**Data for the task**
>> start

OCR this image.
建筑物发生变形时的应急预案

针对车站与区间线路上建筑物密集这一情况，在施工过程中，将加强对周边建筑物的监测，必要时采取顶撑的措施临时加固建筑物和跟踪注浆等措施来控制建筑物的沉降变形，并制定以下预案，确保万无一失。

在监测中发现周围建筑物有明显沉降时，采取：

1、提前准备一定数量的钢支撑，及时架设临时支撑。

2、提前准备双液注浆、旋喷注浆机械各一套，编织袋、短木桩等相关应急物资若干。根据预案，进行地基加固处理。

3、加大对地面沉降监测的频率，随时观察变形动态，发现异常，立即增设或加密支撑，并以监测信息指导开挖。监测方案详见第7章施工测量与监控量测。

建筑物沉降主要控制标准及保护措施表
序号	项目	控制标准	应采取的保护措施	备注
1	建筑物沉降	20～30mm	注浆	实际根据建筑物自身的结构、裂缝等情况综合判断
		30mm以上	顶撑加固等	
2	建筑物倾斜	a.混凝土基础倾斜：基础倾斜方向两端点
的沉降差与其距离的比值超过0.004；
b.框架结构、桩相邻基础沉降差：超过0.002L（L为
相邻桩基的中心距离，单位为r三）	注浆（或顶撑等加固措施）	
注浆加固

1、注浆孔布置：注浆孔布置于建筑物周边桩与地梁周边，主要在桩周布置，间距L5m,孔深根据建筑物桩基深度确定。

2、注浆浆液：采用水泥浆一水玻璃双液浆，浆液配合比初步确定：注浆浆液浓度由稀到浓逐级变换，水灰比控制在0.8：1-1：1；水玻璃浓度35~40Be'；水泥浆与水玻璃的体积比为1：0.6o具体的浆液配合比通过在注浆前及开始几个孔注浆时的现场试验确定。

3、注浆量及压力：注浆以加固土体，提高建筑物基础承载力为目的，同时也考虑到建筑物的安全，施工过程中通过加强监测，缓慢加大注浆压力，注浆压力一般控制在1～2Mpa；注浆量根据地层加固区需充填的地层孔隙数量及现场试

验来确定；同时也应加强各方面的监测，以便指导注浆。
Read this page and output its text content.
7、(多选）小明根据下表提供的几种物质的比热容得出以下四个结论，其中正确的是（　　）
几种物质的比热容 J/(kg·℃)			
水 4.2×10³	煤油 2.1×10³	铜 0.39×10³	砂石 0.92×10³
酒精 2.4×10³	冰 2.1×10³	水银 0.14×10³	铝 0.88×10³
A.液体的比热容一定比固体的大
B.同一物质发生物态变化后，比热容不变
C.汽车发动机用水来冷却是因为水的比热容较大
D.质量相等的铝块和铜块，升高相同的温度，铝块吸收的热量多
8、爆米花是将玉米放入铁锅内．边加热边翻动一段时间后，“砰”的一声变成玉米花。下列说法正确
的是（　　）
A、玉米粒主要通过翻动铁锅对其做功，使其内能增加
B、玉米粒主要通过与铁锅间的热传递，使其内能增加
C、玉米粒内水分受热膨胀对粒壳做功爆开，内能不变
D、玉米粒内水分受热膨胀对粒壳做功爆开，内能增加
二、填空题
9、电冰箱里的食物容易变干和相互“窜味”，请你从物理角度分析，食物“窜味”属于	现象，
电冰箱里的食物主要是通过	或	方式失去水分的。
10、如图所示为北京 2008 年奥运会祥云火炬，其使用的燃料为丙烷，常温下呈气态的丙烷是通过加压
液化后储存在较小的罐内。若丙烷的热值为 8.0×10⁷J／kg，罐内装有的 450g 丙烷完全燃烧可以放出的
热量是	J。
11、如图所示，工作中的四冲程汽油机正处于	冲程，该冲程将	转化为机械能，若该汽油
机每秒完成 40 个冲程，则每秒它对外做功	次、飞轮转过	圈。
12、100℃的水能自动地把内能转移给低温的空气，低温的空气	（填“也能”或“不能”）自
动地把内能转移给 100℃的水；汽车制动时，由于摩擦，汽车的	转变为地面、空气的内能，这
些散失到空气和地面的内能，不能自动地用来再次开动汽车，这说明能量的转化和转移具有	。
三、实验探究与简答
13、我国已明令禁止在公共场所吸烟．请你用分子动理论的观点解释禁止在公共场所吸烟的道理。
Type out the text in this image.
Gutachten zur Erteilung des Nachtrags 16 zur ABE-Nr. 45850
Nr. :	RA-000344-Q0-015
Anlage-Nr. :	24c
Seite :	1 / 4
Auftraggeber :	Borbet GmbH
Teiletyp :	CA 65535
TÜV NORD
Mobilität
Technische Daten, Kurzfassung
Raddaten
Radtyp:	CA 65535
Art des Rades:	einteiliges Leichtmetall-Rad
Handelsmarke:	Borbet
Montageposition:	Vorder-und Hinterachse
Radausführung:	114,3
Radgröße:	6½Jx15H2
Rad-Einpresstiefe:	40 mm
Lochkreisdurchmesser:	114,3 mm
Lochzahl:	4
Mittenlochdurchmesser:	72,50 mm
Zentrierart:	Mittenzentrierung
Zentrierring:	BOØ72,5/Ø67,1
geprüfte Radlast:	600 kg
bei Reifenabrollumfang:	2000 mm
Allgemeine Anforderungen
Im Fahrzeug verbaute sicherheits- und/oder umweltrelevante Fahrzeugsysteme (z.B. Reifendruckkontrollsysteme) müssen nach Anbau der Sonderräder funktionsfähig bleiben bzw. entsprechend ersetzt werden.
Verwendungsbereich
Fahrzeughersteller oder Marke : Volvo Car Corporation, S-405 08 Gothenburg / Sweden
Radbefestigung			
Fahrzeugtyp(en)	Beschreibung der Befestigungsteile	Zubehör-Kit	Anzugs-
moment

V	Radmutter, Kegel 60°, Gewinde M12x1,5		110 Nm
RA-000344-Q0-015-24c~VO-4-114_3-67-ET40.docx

>> end

**Objective**
Restate each record word for word.

**Completed task**
OCR this image.
建筑物发生变形时的应急预案

针对车站与区间线路上建筑物密集这一情况，在施工过程中，将加强对周边建筑物的监测，必要时采取顶撑的措施临时加固建筑物和跟踪注浆等措施来控制建筑物的沉降变形，并制定以下预案，确保万无一失。

在监测中发现周围建筑物有明显沉降时，采取：

1、提前准备一定数量的钢支撑，及时架设临时支撑。

2、提前准备双液注浆、旋喷注浆机械各一套，编织袋、短木桩等相关应急物资若干。根据预案，进行地基加固处理。

3、加大对地面沉降监测的频率，随时观察变形动态，发现异常，立即增设或加密支撑，并以监测信息指导开挖。监测方案详见第7章施工测量与监控量测。

建筑物沉降主要控制标准及保护措施表
序号	项目	控制标准	应采取的保护措施	备注
1	建筑物沉降	20～30mm	注浆	实际根据建筑物自身的结构、裂缝等情况综合判断
		30mm以上	顶撑加固等	
2	建筑物倾斜	a.混凝土基础倾斜：基础倾斜方向两端点
的沉降差与其距离的比值超过0.004；
b.框架结构、桩相邻基础沉降差：超过0.002L（L为
相邻桩基的中心距离，单位为r三）	注浆（或顶撑等加固措施）	
注浆加固

1、注浆孔布置：注浆孔布置于建筑物周边桩与地梁周边，主要在桩周布置，间距L5m,孔深根据建筑物桩基深度确定。

2、注浆浆液：采用水泥浆一水玻璃双液浆，浆液配合比初步确定：注浆浆液浓度由稀到浓逐级变换，水灰比控制在0.8：1-1：1；水玻璃浓度35~40Be'；水泥浆与水玻璃的体积比为1：0.6o具体的浆液配合比通过在注浆前及开始几个孔注浆时的现场试验确定。

3、注浆量及压力：注浆以加固土体，提高建筑物基础承载力为目的，同时也考虑到建筑物的安全，施工过程中通过加强监测，缓慢加大注浆压力，注浆压力一般控制在1～2Mpa；注浆量根据地层加固区需充填的地层孔隙数量及现场试

验来确定；同时也应加强各方面的监测，以便指导注浆。
Read this page and output its text content.
7、(多选）小明根据下表提供的几种物质的比热容得出以下四个结论，其中正确的是（　　）
几种物质的比热容 J/(kg·℃)			
水 4.2×10³	煤油 2.1×10³	铜 0.39×10³	砂石 0.92×10³
酒精 2.4×10³	冰 2.1×10³	水银 0.14×10³	铝 0.88×10³
A.液体的比热容一定比固体的大
B.同一物质发生物态变化后，比热容不变
C.汽车发动机用水来冷却是因为水的比热容较大
D.质量相等的铝块和铜块，升高相同的温度，铝块吸收的热量多
8、爆米花是将玉米放入铁锅内．边加热边翻动一段时间后，“砰”的一声变成玉米花。下列说法正确
的是（　　）
A、玉米粒主要通过翻动铁锅对其做功，使其内能增加
B、玉米粒主要通过与铁锅间的热传递，使其内能增加
C、玉米粒内水分受热膨胀对粒壳做功爆开，内能不变
D、玉米粒内水分受热膨胀对粒壳做功爆开，内能增加
二、填空题
9、电冰箱里的食物容易变干和相互“窜味”，请你从物理角度分析，食物“窜味”属于	现象，
电冰箱里的食物主要是通过	或	方式失去水分的。
10、如图所示为北京 2008 年奥运会祥云火炬，其使用的燃料为丙烷，常温下呈气态的丙烷是通过加压
液化后储存在较小的罐内。若丙烷的热值为 8.0×10⁷J／kg，罐内装有的 450g 丙烷完全燃烧可以放出的
热量是	J。
11、如图所示，工作中的四冲程汽油机正处于	冲程，该冲程将	转化为机械能，若该汽油
机每秒完成 40 个冲程，则每秒它对外做功	次、飞轮转过	圈。
12、100℃的水能自动地把内能转移给低温的空气，低温的空气	（填“也能”或“不能”）自
动地把内能转移给 100℃的水；汽车制动时，由于摩擦，汽车的	转变为地面、空气的内能，这
些散失到空气和地面的内能，不能自动地用来再次开动汽车，这说明能量的转化和转移具有	。
三、实验探究与简答
13、我国已明令禁止在公共场所吸烟．请你用分子动理论的观点解释禁止在公共场所吸烟的道理。
Type out the text in this image.
Gutachten zur Erteilung des Nachtrags 16 zur ABE-Nr. 45850
Nr. :	RA-000344-Q0-015
Anlage-Nr. :	24c
Seite :	1 / 4
Auftraggeber :	Borbet GmbH
Teiletyp :	CA 65535
TÜV NORD
Mobilität
Technische Daten, Kurzfassung
Raddaten
Radtyp:	CA 65535
Art des Rades:	einteiliges Leichtmetall-Rad
Handelsmarke:	Borbet
Montageposition:	Vorder-und Hinterachse
Radausführung:	114,3
Radgröße:	6½Jx15H2
Rad-Einpresstiefe:	40 mm
Lochkreisdurchmesser:	114,3 mm
Lochzahl:	4
Mittenlochdurchmesser:	72,50 mm
Zentrierart:	Mittenzentrierung
Zentrierring:	BOØ72,5/Ø67,1
geprüfte Radlast:	600 kg
bei Reifenabrollumfang:	2000 mm
Allgemeine Anforderungen
Im Fahrzeug verbaute sicherheits- und/oder umweltrelevante Fahrzeugsysteme (z.B. Reifendruckkontrollsysteme) müssen nach Anbau der Sonderräder funktionsfähig bleiben bzw. entsprechend ersetzt werden.
Verwendungsbereich
Fahrzeughersteller oder Marke : Volvo Car Corporation, S-405 08 Gothenburg / Sweden
Radbefestigung			
Fahrzeugtyp(en)	Beschreibung der Befestigungsteile	Zubehör-Kit	Anzugs-
moment

V	Radmutter, Kegel 60°, Gewinde M12x1,5		110 Nm
RA-000344-Q0-015-24c~VO-4-114_3-67-ET40.docx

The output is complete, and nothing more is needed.